Repeat the entire listing exactly.

→ Excerpt from a dataset:
================================
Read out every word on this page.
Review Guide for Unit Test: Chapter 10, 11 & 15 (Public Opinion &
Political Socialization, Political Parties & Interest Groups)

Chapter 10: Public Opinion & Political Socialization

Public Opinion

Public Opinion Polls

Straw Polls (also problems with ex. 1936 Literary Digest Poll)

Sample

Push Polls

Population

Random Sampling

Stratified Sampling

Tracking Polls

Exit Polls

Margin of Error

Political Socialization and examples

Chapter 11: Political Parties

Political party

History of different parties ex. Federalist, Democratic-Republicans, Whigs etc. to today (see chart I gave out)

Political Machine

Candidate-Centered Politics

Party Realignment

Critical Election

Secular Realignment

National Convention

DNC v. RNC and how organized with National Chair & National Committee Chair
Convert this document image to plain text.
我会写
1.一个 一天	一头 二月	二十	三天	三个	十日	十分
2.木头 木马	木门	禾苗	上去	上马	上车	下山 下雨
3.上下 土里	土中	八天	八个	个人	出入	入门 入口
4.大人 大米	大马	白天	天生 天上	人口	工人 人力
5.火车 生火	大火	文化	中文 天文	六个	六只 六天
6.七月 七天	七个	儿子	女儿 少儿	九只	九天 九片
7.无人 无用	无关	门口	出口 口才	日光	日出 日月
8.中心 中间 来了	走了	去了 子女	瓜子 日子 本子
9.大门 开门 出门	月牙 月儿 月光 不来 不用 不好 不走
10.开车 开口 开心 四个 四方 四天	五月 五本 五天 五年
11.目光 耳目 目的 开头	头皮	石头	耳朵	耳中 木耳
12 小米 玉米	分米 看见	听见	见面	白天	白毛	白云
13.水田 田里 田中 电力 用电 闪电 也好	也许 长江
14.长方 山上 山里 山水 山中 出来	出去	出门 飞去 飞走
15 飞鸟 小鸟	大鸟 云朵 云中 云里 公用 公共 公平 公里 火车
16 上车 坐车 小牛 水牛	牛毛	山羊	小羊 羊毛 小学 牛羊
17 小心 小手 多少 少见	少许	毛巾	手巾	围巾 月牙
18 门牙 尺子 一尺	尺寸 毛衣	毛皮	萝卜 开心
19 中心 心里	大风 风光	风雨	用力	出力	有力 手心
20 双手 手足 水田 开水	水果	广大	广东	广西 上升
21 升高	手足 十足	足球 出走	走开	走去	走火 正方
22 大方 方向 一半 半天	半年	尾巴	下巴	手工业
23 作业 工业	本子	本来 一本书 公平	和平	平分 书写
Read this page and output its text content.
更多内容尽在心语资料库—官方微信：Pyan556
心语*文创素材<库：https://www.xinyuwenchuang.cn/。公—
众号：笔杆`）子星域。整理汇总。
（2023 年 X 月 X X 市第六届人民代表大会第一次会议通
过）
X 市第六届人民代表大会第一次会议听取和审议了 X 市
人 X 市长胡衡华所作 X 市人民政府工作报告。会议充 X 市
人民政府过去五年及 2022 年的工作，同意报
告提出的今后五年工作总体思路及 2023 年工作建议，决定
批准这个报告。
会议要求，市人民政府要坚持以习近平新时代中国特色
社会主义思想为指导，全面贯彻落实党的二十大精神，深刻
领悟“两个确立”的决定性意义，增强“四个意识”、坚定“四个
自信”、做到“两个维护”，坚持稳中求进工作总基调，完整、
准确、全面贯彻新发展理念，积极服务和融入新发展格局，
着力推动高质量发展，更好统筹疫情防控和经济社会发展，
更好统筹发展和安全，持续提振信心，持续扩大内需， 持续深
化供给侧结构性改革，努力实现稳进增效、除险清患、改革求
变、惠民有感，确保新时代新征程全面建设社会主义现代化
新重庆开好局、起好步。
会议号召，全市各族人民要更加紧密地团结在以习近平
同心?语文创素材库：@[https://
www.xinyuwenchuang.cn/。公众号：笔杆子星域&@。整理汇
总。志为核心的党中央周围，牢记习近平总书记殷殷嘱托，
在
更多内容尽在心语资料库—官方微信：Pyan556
================================
→ Correct result:
Read out every word on this page.
Review Guide for Unit Test: Chapter 10, 11 & 15 (Public Opinion &
Political Socialization, Political Parties & Interest Groups)

Chapter 10: Public Opinion & Political Socialization

Public Opinion

Public Opinion Polls

Straw Polls (also problems with ex. 1936 Literary Digest Poll)

Sample

Push Polls

Population

Random Sampling

Stratified Sampling

Tracking Polls

Exit Polls

Margin of Error

Political Socialization and examples

Chapter 11: Political Parties

Political party

History of different parties ex. Federalist, Democratic-Republicans, Whigs etc. to today (see chart I gave out)

Political Machine

Candidate-Centered Politics

Party Realignment

Critical Election

Secular Realignment

National Convention

DNC v. RNC and how organized with National Chair & National Committee Chair
Convert this document image to plain text.
我会写
1.一个 一天	一头 二月	二十	三天	三个	十日	十分
2.木头 木马	木门	禾苗	上去	上马	上车	下山 下雨
3.上下 土里	土中	八天	八个	个人	出入	入门 入口
4.大人 大米	大马	白天	天生 天上	人口	工人 人力
5.火车 生火	大火	文化	中文 天文	六个	六只 六天
6.七月 七天	七个	儿子	女儿 少儿	九只	九天 九片
7.无人 无用	无关	门口	出口 口才	日光	日出 日月
8.中心 中间 来了	走了	去了 子女	瓜子 日子 本子
9.大门 开门 出门	月牙 月儿 月光 不来 不用 不好 不走
10.开车 开口 开心 四个 四方 四天	五月 五本 五天 五年
11.目光 耳目 目的 开头	头皮	石头	耳朵	耳中 木耳
12 小米 玉米	分米 看见	听见	见面	白天	白毛	白云
13.水田 田里 田中 电力 用电 闪电 也好	也许 长江
14.长方 山上 山里 山水 山中 出来	出去	出门 飞去 飞走
15 飞鸟 小鸟	大鸟 云朵 云中 云里 公用 公共 公平 公里 火车
16 上车 坐车 小牛 水牛	牛毛	山羊	小羊 羊毛 小学 牛羊
17 小心 小手 多少 少见	少许	毛巾	手巾	围巾 月牙
18 门牙 尺子 一尺	尺寸 毛衣	毛皮	萝卜 开心
19 中心 心里	大风 风光	风雨	用力	出力	有力 手心
20 双手 手足 水田 开水	水果	广大	广东	广西 上升
21 升高	手足 十足	足球 出走	走开	走去	走火 正方
22 大方 方向 一半 半天	半年	尾巴	下巴	手工业
23 作业 工业	本子	本来 一本书 公平	和平	平分 书写
Read this page and output its text content.
更多内容尽在心语资料库—官方微信：Pyan556
心语*文创素材<库：https://www.xinyuwenchuang.cn/。公—
众号：笔杆`）子星域。整理汇总。
（2023 年 X 月 X X 市第六届人民代表大会第一次会议通
过）
X 市第六届人民代表大会第一次会议听取和审议了 X 市
人 X 市长胡衡华所作 X 市人民政府工作报告。会议充 X 市
人民政府过去五年及 2022 年的工作，同意报
告提出的今后五年工作总体思路及 2023 年工作建议，决定
批准这个报告。
会议要求，市人民政府要坚持以习近平新时代中国特色
社会主义思想为指导，全面贯彻落实党的二十大精神，深刻
领悟“两个确立”的决定性意义，增强“四个意识”、坚定“四个
自信”、做到“两个维护”，坚持稳中求进工作总基调，完整、
准确、全面贯彻新发展理念，积极服务和融入新发展格局，
着力推动高质量发展，更好统筹疫情防控和经济社会发展，
更好统筹发展和安全，持续提振信心，持续扩大内需， 持续深
化供给侧结构性改革，努力实现稳进增效、除险清患、改革求
变、惠民有感，确保新时代新征程全面建设社会主义现代化
新重庆开好局、起好步。
会议号召，全市各族人民要更加紧密地团结在以习近平
同心?语文创素材库：@[https://
www.xinyuwenchuang.cn/。公众号：笔杆子星域&@。整理汇
总。志为核心的党中央周围，牢记习近平总书记殷殷嘱托，
在
更多内容尽在心语资料库—官方微信：Pyan556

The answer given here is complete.